RECORDS SUPPLIED:
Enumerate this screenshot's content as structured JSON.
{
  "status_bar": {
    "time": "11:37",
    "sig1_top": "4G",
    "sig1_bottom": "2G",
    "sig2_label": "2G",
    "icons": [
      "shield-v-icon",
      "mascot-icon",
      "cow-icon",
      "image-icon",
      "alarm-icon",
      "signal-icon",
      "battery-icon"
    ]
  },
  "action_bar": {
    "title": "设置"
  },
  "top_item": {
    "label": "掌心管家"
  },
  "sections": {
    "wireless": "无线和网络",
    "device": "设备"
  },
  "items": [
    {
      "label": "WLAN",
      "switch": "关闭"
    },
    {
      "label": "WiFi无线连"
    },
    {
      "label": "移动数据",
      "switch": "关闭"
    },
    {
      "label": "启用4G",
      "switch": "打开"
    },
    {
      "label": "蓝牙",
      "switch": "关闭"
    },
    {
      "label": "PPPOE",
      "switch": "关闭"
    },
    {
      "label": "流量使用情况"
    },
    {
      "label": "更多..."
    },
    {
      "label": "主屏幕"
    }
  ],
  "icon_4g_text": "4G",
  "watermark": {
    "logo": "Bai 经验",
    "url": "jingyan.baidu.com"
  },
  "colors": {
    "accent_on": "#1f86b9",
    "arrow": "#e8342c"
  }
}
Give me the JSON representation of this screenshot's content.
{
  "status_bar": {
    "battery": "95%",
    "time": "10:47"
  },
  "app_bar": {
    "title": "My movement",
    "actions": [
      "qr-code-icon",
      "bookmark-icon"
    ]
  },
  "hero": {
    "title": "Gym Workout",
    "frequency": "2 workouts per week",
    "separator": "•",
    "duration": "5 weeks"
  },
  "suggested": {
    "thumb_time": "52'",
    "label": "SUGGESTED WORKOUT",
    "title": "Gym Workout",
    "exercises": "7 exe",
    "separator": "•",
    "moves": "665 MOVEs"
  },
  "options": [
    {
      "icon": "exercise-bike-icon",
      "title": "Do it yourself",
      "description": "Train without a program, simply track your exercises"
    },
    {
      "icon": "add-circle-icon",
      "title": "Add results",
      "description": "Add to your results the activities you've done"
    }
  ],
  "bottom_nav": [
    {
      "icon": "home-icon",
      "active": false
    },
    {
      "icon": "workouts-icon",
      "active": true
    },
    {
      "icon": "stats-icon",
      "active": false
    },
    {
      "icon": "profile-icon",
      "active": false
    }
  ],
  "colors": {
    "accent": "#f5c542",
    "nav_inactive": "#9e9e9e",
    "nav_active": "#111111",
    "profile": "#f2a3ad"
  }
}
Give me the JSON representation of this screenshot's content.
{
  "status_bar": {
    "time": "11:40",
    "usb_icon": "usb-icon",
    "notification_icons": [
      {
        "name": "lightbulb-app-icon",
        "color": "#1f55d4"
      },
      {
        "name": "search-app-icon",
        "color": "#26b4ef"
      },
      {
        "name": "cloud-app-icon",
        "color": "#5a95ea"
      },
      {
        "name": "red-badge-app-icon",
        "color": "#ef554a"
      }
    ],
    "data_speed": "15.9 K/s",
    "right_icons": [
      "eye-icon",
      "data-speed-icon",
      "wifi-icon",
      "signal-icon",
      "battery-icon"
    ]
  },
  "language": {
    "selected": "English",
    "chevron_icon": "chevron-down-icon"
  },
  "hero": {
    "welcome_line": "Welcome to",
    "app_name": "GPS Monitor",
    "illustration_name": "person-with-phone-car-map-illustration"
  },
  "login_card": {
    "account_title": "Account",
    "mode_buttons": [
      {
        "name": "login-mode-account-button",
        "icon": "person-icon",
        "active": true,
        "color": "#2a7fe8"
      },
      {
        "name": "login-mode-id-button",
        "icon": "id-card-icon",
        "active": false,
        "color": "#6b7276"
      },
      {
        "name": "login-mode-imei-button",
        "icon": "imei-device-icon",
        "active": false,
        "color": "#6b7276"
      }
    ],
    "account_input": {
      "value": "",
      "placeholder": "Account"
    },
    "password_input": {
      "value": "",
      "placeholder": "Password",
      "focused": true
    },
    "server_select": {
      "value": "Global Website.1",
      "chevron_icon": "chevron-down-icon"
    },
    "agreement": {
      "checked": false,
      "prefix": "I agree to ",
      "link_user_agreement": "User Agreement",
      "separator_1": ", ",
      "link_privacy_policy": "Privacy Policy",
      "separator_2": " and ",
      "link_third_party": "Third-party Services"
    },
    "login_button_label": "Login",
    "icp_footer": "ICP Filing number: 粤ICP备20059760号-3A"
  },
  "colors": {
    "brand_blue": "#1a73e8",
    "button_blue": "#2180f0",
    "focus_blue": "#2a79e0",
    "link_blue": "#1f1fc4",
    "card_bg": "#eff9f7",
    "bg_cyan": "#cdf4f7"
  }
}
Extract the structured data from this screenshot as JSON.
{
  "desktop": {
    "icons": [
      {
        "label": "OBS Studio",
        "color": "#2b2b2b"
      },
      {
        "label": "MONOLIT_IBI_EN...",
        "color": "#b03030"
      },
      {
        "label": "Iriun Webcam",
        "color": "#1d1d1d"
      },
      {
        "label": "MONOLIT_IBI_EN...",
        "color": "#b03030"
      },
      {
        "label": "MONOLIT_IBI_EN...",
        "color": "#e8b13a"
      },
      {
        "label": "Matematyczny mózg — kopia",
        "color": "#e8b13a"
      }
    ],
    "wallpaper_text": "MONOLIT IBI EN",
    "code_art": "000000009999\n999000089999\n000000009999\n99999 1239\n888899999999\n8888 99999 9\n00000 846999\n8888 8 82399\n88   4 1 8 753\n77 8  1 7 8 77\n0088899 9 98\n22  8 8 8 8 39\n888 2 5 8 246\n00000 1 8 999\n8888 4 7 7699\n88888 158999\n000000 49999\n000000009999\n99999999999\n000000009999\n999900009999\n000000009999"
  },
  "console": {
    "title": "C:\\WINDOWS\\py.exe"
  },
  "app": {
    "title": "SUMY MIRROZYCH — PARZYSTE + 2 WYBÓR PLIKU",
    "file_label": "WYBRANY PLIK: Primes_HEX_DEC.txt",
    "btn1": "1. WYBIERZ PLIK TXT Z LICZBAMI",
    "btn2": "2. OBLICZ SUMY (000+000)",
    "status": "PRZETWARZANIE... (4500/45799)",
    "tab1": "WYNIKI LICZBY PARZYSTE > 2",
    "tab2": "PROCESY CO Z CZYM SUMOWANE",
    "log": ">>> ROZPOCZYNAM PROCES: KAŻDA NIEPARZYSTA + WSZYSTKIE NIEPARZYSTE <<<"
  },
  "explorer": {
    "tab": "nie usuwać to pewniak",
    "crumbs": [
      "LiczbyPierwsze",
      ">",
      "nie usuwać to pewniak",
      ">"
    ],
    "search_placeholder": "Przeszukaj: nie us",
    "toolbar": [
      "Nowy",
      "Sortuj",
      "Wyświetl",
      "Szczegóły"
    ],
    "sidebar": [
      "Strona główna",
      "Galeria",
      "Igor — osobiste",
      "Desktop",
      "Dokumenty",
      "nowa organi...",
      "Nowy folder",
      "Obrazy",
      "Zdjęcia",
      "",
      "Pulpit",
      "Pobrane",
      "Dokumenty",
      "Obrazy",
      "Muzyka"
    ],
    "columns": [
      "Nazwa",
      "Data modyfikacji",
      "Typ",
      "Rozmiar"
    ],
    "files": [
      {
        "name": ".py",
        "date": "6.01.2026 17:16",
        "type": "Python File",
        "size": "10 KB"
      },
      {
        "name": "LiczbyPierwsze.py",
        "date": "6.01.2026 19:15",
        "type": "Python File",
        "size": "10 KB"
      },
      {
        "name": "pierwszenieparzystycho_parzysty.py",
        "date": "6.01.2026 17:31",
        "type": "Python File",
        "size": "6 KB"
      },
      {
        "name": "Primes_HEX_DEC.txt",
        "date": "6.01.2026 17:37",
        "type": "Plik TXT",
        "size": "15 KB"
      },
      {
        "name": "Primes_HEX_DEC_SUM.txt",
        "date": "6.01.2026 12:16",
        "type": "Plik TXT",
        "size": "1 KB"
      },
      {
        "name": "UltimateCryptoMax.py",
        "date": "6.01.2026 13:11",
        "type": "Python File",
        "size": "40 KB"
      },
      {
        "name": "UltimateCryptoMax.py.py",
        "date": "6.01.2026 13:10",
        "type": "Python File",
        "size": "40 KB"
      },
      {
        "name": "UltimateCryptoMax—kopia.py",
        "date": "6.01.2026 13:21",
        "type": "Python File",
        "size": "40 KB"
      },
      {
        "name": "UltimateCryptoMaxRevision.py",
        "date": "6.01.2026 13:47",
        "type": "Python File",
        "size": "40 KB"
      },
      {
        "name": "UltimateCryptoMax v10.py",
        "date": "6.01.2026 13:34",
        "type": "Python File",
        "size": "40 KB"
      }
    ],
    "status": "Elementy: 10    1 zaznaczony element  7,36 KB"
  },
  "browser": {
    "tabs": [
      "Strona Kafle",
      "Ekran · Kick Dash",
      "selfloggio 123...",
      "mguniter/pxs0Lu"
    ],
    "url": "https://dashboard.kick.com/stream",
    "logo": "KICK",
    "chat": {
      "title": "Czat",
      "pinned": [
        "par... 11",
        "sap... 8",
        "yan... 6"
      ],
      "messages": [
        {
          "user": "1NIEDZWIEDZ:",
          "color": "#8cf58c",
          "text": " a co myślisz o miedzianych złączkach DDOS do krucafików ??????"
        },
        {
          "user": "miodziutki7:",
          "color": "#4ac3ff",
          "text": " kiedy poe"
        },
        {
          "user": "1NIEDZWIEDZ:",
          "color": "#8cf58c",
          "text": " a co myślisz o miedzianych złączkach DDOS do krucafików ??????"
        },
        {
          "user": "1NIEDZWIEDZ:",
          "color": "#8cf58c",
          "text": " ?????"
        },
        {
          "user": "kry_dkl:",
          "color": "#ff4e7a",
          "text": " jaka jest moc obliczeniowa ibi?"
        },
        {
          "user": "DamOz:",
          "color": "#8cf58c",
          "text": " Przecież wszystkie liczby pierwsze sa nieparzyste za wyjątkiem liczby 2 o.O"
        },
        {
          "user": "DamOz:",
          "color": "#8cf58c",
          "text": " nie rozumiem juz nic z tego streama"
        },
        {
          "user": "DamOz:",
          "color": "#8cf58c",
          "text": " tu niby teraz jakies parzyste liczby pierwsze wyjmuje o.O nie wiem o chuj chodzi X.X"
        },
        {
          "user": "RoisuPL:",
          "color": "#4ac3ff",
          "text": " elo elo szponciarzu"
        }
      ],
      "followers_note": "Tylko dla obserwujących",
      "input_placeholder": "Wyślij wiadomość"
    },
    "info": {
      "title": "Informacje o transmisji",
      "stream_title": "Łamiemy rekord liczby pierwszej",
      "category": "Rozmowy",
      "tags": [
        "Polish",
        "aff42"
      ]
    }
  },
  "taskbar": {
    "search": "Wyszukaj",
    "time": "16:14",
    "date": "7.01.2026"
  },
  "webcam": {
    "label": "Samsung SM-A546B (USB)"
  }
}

PROBLEM DESCRIPTION:
Scan the listing above and copy all lines containing the word "JSON".

RESPONSE TO THIS TASK:
Enumerate this screenshot's content as structured JSON.
Give me the JSON representation of this screenshot's content.
Give me the JSON representation of this screenshot's content.
Extract the structured data from this screenshot as JSON.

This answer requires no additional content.